**Task directions:**
Every entry in the data that follows should come back exactly, pictures aside.

Entries taken from a collection
• • •

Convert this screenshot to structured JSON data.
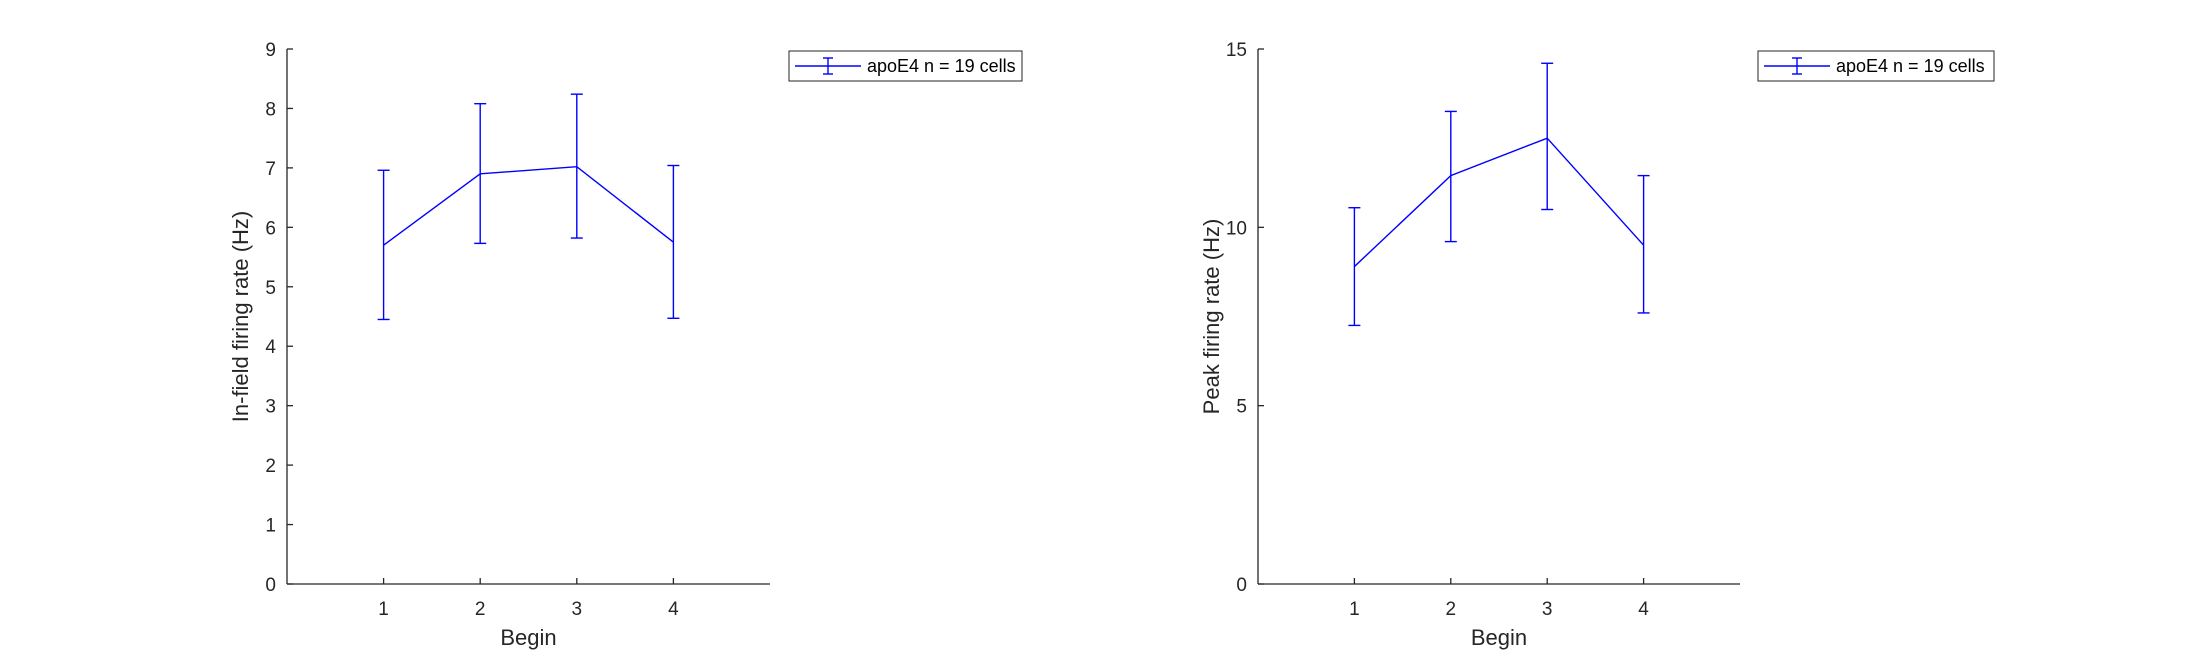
{
  "colors": {
    "series": "#0000ff",
    "axis": "#262626",
    "background": "#ffffff"
  },
  "chart_data": [
    {
      "type": "line",
      "error_bars": true,
      "xlabel": "Begin",
      "ylabel": "In-field firing rate (Hz)",
      "xlim": [
        0,
        5
      ],
      "ylim": [
        0,
        9
      ],
      "xticks": [
        1,
        2,
        3,
        4
      ],
      "yticks": [
        0,
        1,
        2,
        3,
        4,
        5,
        6,
        7,
        8,
        9
      ],
      "legend_location": "northeast-outside",
      "grid": false,
      "series": [
        {
          "name": "apoE4 n = 19 cells",
          "x": [
            1,
            2,
            3,
            4
          ],
          "y": [
            5.7,
            6.9,
            7.02,
            5.75
          ],
          "err_low": [
            4.45,
            5.73,
            5.82,
            4.47
          ],
          "err_high": [
            6.96,
            8.08,
            8.24,
            7.04
          ]
        }
      ]
    },
    {
      "type": "line",
      "error_bars": true,
      "xlabel": "Begin",
      "ylabel": "Peak firing rate (Hz)",
      "xlim": [
        0,
        5
      ],
      "ylim": [
        0,
        15
      ],
      "xticks": [
        1,
        2,
        3,
        4
      ],
      "yticks": [
        0,
        5,
        10,
        15
      ],
      "legend_location": "northeast-outside",
      "grid": false,
      "series": [
        {
          "name": "apoE4 n = 19 cells",
          "x": [
            1,
            2,
            3,
            4
          ],
          "y": [
            8.9,
            11.45,
            12.5,
            9.5
          ],
          "err_low": [
            7.25,
            9.6,
            10.5,
            7.6
          ],
          "err_high": [
            10.55,
            13.25,
            14.6,
            11.45
          ]
        }
      ]
    }
  ]
}
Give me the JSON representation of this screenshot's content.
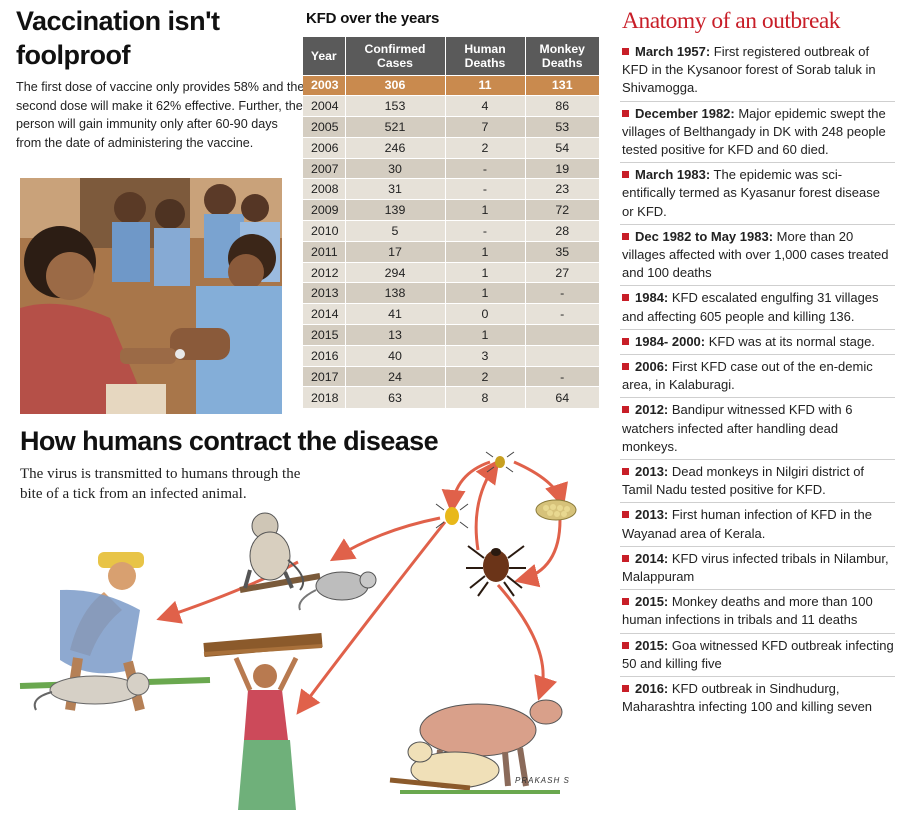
{
  "vaccination": {
    "title_line1": "Vaccination isn't",
    "title_line2": "foolproof",
    "body": "The first dose of vaccine only provides 58% and the second dose will make it 62% effective. Further, the person will gain immunity only after 60-90 days from the date of administering the vaccine."
  },
  "table": {
    "title": "KFD over the years",
    "headers": [
      "Year",
      "Confirmed Cases",
      "Human Deaths",
      "Monkey Deaths"
    ],
    "rows": [
      [
        "2003",
        "306",
        "11",
        "131"
      ],
      [
        "2004",
        "153",
        "4",
        "86"
      ],
      [
        "2005",
        "521",
        "7",
        "53"
      ],
      [
        "2006",
        "246",
        "2",
        "54"
      ],
      [
        "2007",
        "30",
        "-",
        "19"
      ],
      [
        "2008",
        "31",
        "-",
        "23"
      ],
      [
        "2009",
        "139",
        "1",
        "72"
      ],
      [
        "2010",
        "5",
        "-",
        "28"
      ],
      [
        "2011",
        "17",
        "1",
        "35"
      ],
      [
        "2012",
        "294",
        "1",
        "27"
      ],
      [
        "2013",
        "138",
        "1",
        "-"
      ],
      [
        "2014",
        "41",
        "0",
        "-"
      ],
      [
        "2015",
        "13",
        "1",
        ""
      ],
      [
        "2016",
        "40",
        "3",
        ""
      ],
      [
        "2017",
        "24",
        "2",
        "-"
      ],
      [
        "2018",
        "63",
        "8",
        "64"
      ]
    ],
    "highlight_color": "#c98a4e"
  },
  "how": {
    "title": "How humans contract the disease",
    "body": "The virus is transmitted to humans through the bite of a tick from an infected animal.",
    "signature": "PRAKASH S",
    "arrow_color": "#e0614a"
  },
  "anatomy": {
    "title": "Anatomy of an outbreak",
    "accent": "#c81e28",
    "items": [
      {
        "date": "March 1957:",
        "text": " First registered outbreak of KFD in the Kysanoor forest of Sorab taluk in Shivamogga."
      },
      {
        "date": "December 1982:",
        "text": " Major epidemic swept the villages of Belthangady in DK with 248 people tested positive for KFD and 60 died."
      },
      {
        "date": "March 1983:",
        "text": " The epidemic was sci-entifically termed as Kyasanur forest disease or KFD."
      },
      {
        "date": "Dec 1982 to May 1983:",
        "text": " More than 20 villages affected with over 1,000 cases treated and 100 deaths"
      },
      {
        "date": "1984:",
        "text": " KFD escalated engulfing 31 villages and affecting 605 people and killing 136."
      },
      {
        "date": "1984- 2000:",
        "text": " KFD was at its normal stage."
      },
      {
        "date": "2006:",
        "text": " First KFD case out of the en-demic area, in Kalaburagi."
      },
      {
        "date": "2012:",
        "text": " Bandipur witnessed KFD with 6 watchers infected after handling dead monkeys."
      },
      {
        "date": "2013:",
        "text": " Dead monkeys in Nilgiri district of Tamil Nadu tested positive for KFD."
      },
      {
        "date": "2013:",
        "text": " First human infection of KFD in the Wayanad area of Kerala."
      },
      {
        "date": "2014:",
        "text": " KFD virus infected tribals in Nilambur, Malappuram"
      },
      {
        "date": "2015:",
        "text": " Monkey deaths and more than 100 human infections in tribals and 11 deaths"
      },
      {
        "date": "2015:",
        "text": " Goa witnessed KFD outbreak infecting 50 and killing five"
      },
      {
        "date": "2016:",
        "text": " KFD outbreak in Sindhudurg, Maharashtra infecting 100 and killing seven"
      }
    ]
  }
}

• • •

**Solution to this exercise:**
Convert this screenshot to structured JSON data.
{
  "colors": {
    "series": "#0000ff",
    "axis": "#262626",
    "background": "#ffffff"
  },
  "chart_data": [
    {
      "type": "line",
      "error_bars": true,
      "xlabel": "Begin",
      "ylabel": "In-field firing rate (Hz)",
      "xlim": [
        0,
        5
      ],
      "ylim": [
        0,
        9
      ],
      "xticks": [
        1,
        2,
        3,
        4
      ],
      "yticks": [
        0,
        1,
        2,
        3,
        4,
        5,
        6,
        7,
        8,
        9
      ],
      "legend_location": "northeast-outside",
      "grid": false,
      "series": [
        {
          "name": "apoE4 n = 19 cells",
          "x": [
            1,
            2,
            3,
            4
          ],
          "y": [
            5.7,
            6.9,
            7.02,
            5.75
          ],
          "err_low": [
            4.45,
            5.73,
            5.82,
            4.47
          ],
          "err_high": [
            6.96,
            8.08,
            8.24,
            7.04
          ]
        }
      ]
    },
    {
      "type": "line",
      "error_bars": true,
      "xlabel": "Begin",
      "ylabel": "Peak firing rate (Hz)",
      "xlim": [
        0,
        5
      ],
      "ylim": [
        0,
        15
      ],
      "xticks": [
        1,
        2,
        3,
        4
      ],
      "yticks": [
        0,
        5,
        10,
        15
      ],
      "legend_location": "northeast-outside",
      "grid": false,
      "series": [
        {
          "name": "apoE4 n = 19 cells",
          "x": [
            1,
            2,
            3,
            4
          ],
          "y": [
            8.9,
            11.45,
            12.5,
            9.5
          ],
          "err_low": [
            7.25,
            9.6,
            10.5,
            7.6
          ],
          "err_high": [
            10.55,
            13.25,
            14.6,
            11.45
          ]
        }
      ]
    }
  ]
}
Give me the JSON representation of this screenshot's content.
{
  "vaccination": {
    "title_line1": "Vaccination isn't",
    "title_line2": "foolproof",
    "body": "The first dose of vaccine only provides 58% and the second dose will make it 62% effective. Further, the person will gain immunity only after 60-90 days from the date of administering the vaccine."
  },
  "table": {
    "title": "KFD over the years",
    "headers": [
      "Year",
      "Confirmed Cases",
      "Human Deaths",
      "Monkey Deaths"
    ],
    "rows": [
      [
        "2003",
        "306",
        "11",
        "131"
      ],
      [
        "2004",
        "153",
        "4",
        "86"
      ],
      [
        "2005",
        "521",
        "7",
        "53"
      ],
      [
        "2006",
        "246",
        "2",
        "54"
      ],
      [
        "2007",
        "30",
        "-",
        "19"
      ],
      [
        "2008",
        "31",
        "-",
        "23"
      ],
      [
        "2009",
        "139",
        "1",
        "72"
      ],
      [
        "2010",
        "5",
        "-",
        "28"
      ],
      [
        "2011",
        "17",
        "1",
        "35"
      ],
      [
        "2012",
        "294",
        "1",
        "27"
      ],
      [
        "2013",
        "138",
        "1",
        "-"
      ],
      [
        "2014",
        "41",
        "0",
        "-"
      ],
      [
        "2015",
        "13",
        "1",
        ""
      ],
      [
        "2016",
        "40",
        "3",
        ""
      ],
      [
        "2017",
        "24",
        "2",
        "-"
      ],
      [
        "2018",
        "63",
        "8",
        "64"
      ]
    ],
    "highlight_color": "#c98a4e"
  },
  "how": {
    "title": "How humans contract the disease",
    "body": "The virus is transmitted to humans through the bite of a tick from an infected animal.",
    "signature": "PRAKASH S",
    "arrow_color": "#e0614a"
  },
  "anatomy": {
    "title": "Anatomy of an outbreak",
    "accent": "#c81e28",
    "items": [
      {
        "date": "March 1957:",
        "text": " First registered outbreak of KFD in the Kysanoor forest of Sorab taluk in Shivamogga."
      },
      {
        "date": "December 1982:",
        "text": " Major epidemic swept the villages of Belthangady in DK with 248 people tested positive for KFD and 60 died."
      },
      {
        "date": "March 1983:",
        "text": " The epidemic was sci-entifically termed as Kyasanur forest disease or KFD."
      },
      {
        "date": "Dec 1982 to May 1983:",
        "text": " More than 20 villages affected with over 1,000 cases treated and 100 deaths"
      },
      {
        "date": "1984:",
        "text": " KFD escalated engulfing 31 villages and affecting 605 people and killing 136."
      },
      {
        "date": "1984- 2000:",
        "text": " KFD was at its normal stage."
      },
      {
        "date": "2006:",
        "text": " First KFD case out of the en-demic area, in Kalaburagi."
      },
      {
        "date": "2012:",
        "text": " Bandipur witnessed KFD with 6 watchers infected after handling dead monkeys."
      },
      {
        "date": "2013:",
        "text": " Dead monkeys in Nilgiri district of Tamil Nadu tested positive for KFD."
      },
      {
        "date": "2013:",
        "text": " First human infection of KFD in the Wayanad area of Kerala."
      },
      {
        "date": "2014:",
        "text": " KFD virus infected tribals in Nilambur, Malappuram"
      },
      {
        "date": "2015:",
        "text": " Monkey deaths and more than 100 human infections in tribals and 11 deaths"
      },
      {
        "date": "2015:",
        "text": " Goa witnessed KFD outbreak infecting 50 and killing five"
      },
      {
        "date": "2016:",
        "text": " KFD outbreak in Sindhudurg, Maharashtra infecting 100 and killing seven"
      }
    ]
  }
}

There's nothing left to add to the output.